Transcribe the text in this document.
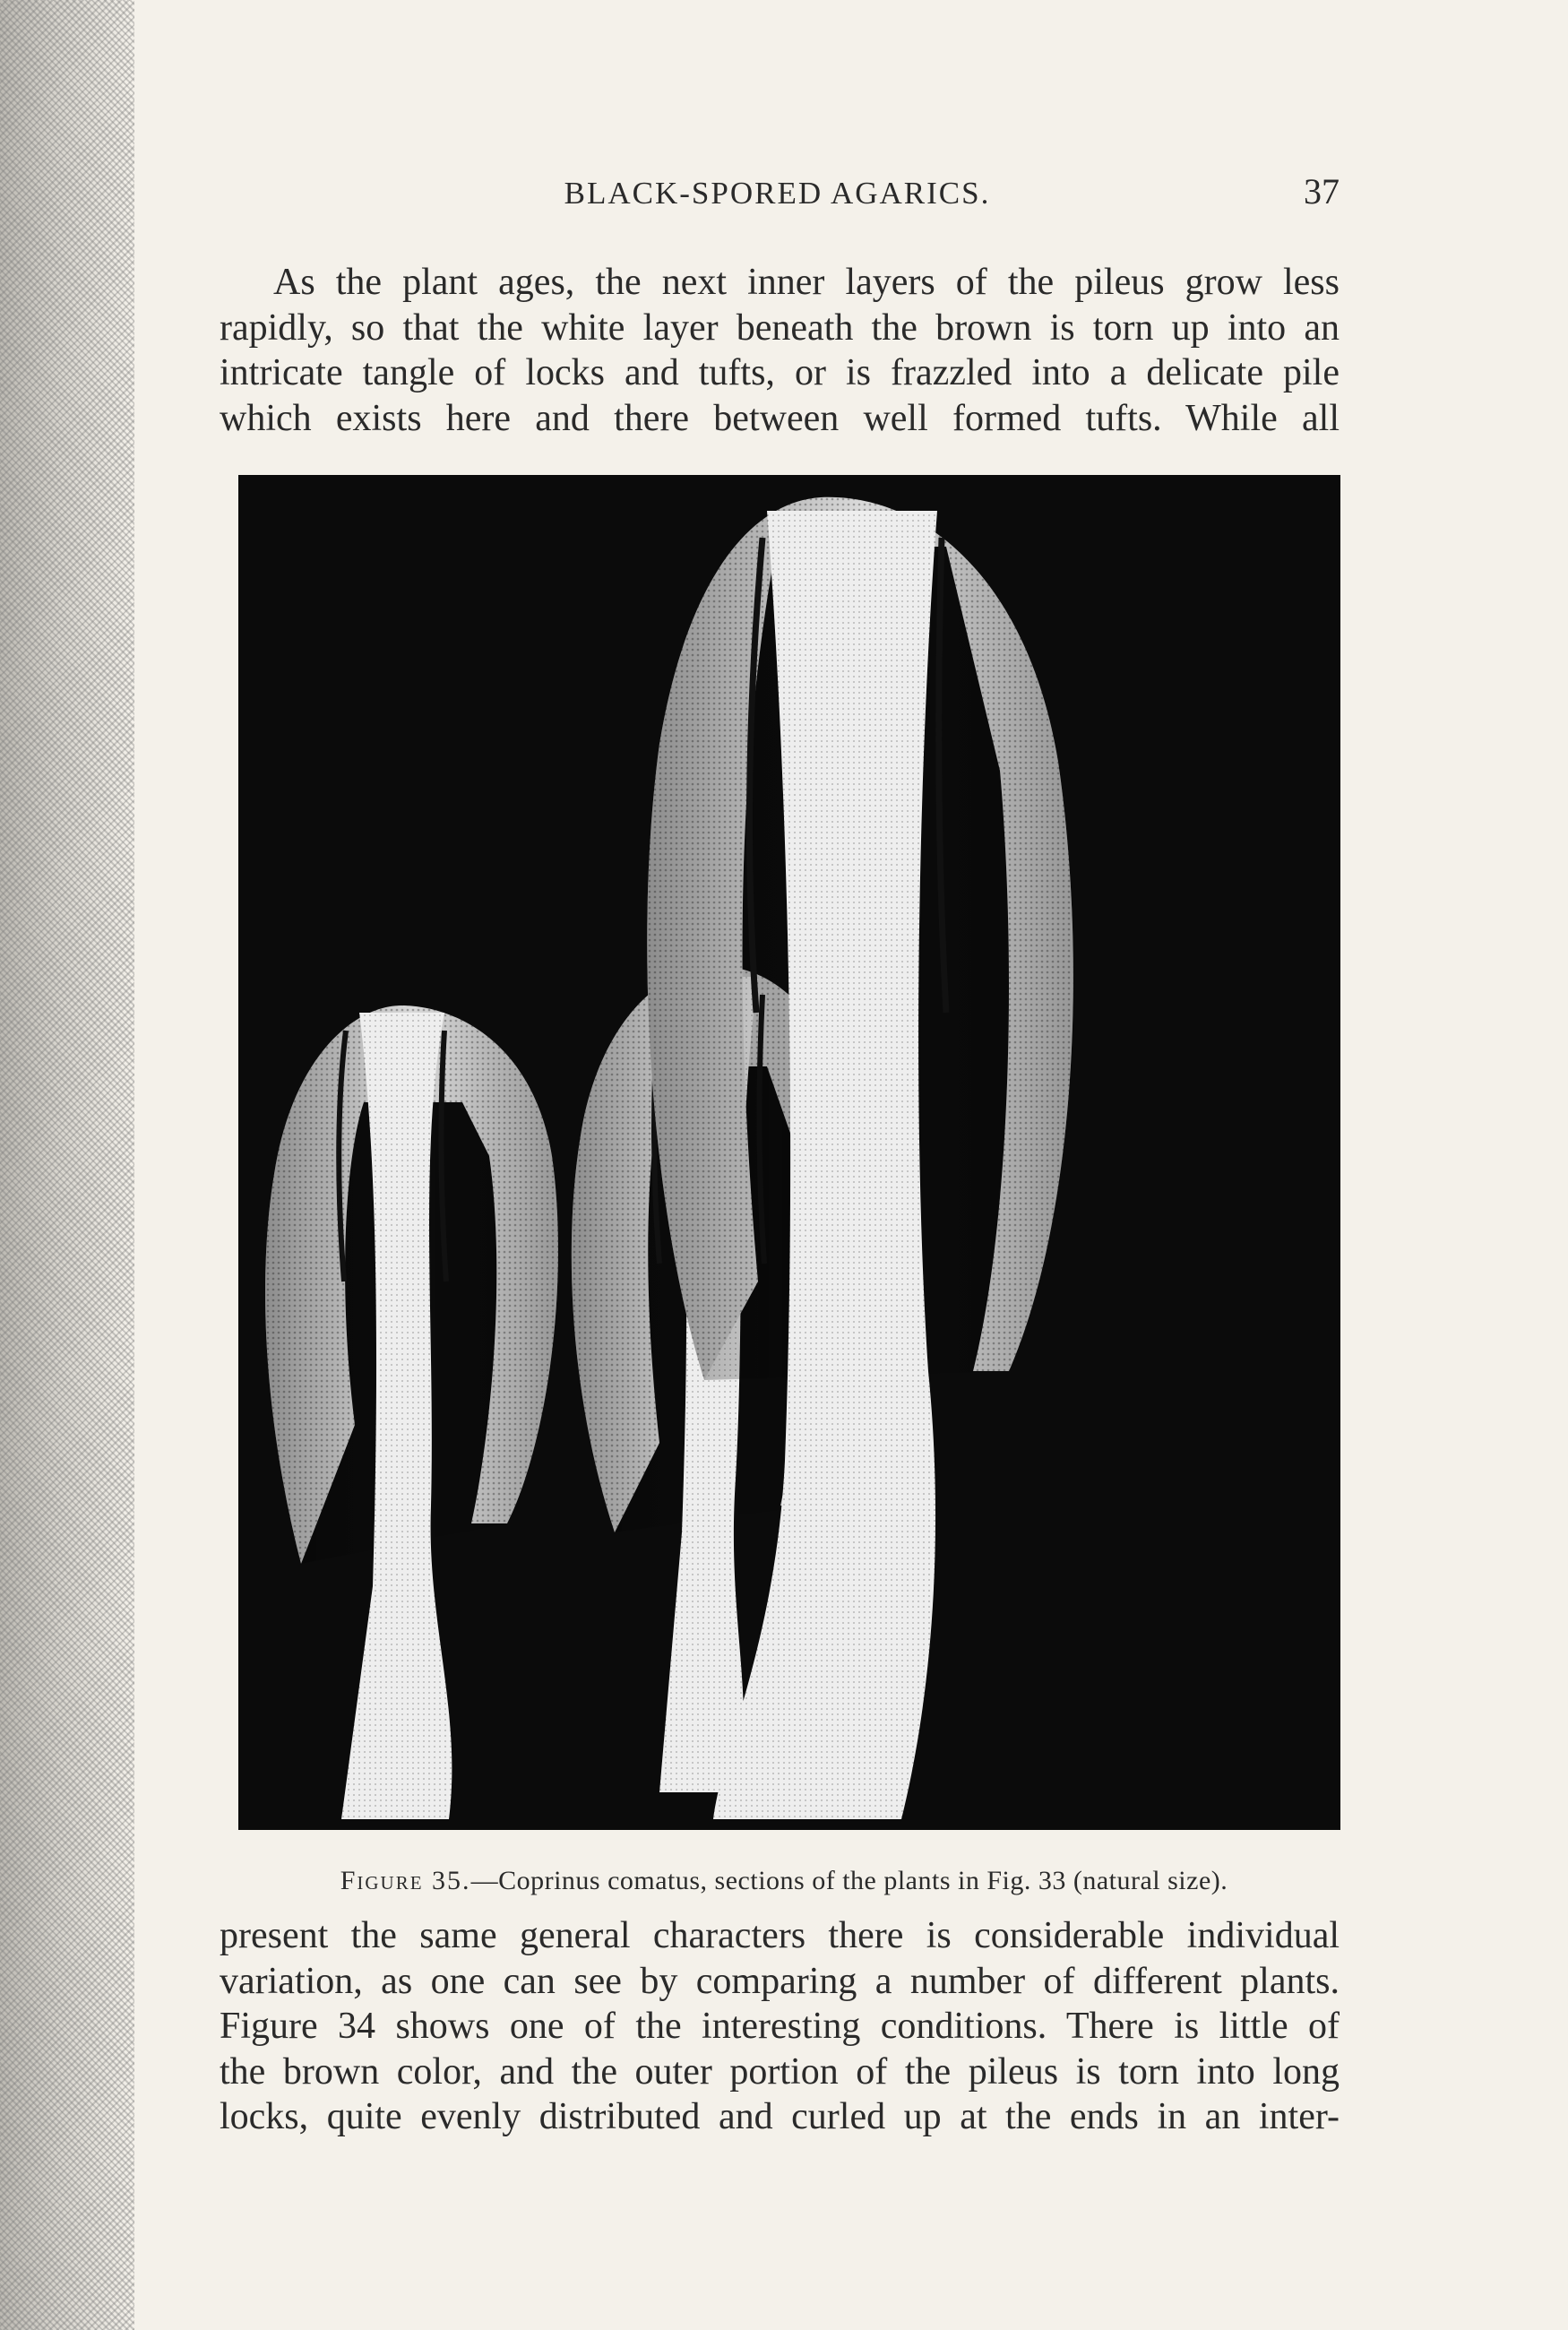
BLACK-SPORED AGARICS.	37
As the plant ages, the next inner layers of the pileus grow less
rapidly, so that the white layer beneath the brown is torn up into an
intricate tangle of locks and tufts, or is frazzled into a delicate pile
which exists here and there between well formed tufts. While all
Figure 35.—Coprinus comatus, sections of the plants in Fig. 33 (natural size).
present the same general characters there is considerable individual
variation, as one can see by comparing a number of different plants.
Figure 34 shows one of the interesting conditions. There is little of
the brown color, and the outer portion of the pileus is torn into long
locks, quite evenly distributed and curled up at the ends in an inter-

----

Directive: The records above must be echoed exactly, minus their pictures.

Written response:
Transcribe the text in this document.
BLACK-SPORED AGARICS.	37
As the plant ages, the next inner layers of the pileus grow less
rapidly, so that the white layer beneath the brown is torn up into an
intricate tangle of locks and tufts, or is frazzled into a delicate pile
which exists here and there between well formed tufts. While all
Figure 35.—Coprinus comatus, sections of the plants in Fig. 33 (natural size).
present the same general characters there is considerable individual
variation, as one can see by comparing a number of different plants.
Figure 34 shows one of the interesting conditions. There is little of
the brown color, and the outer portion of the pileus is torn into long
locks, quite evenly distributed and curled up at the ends in an inter-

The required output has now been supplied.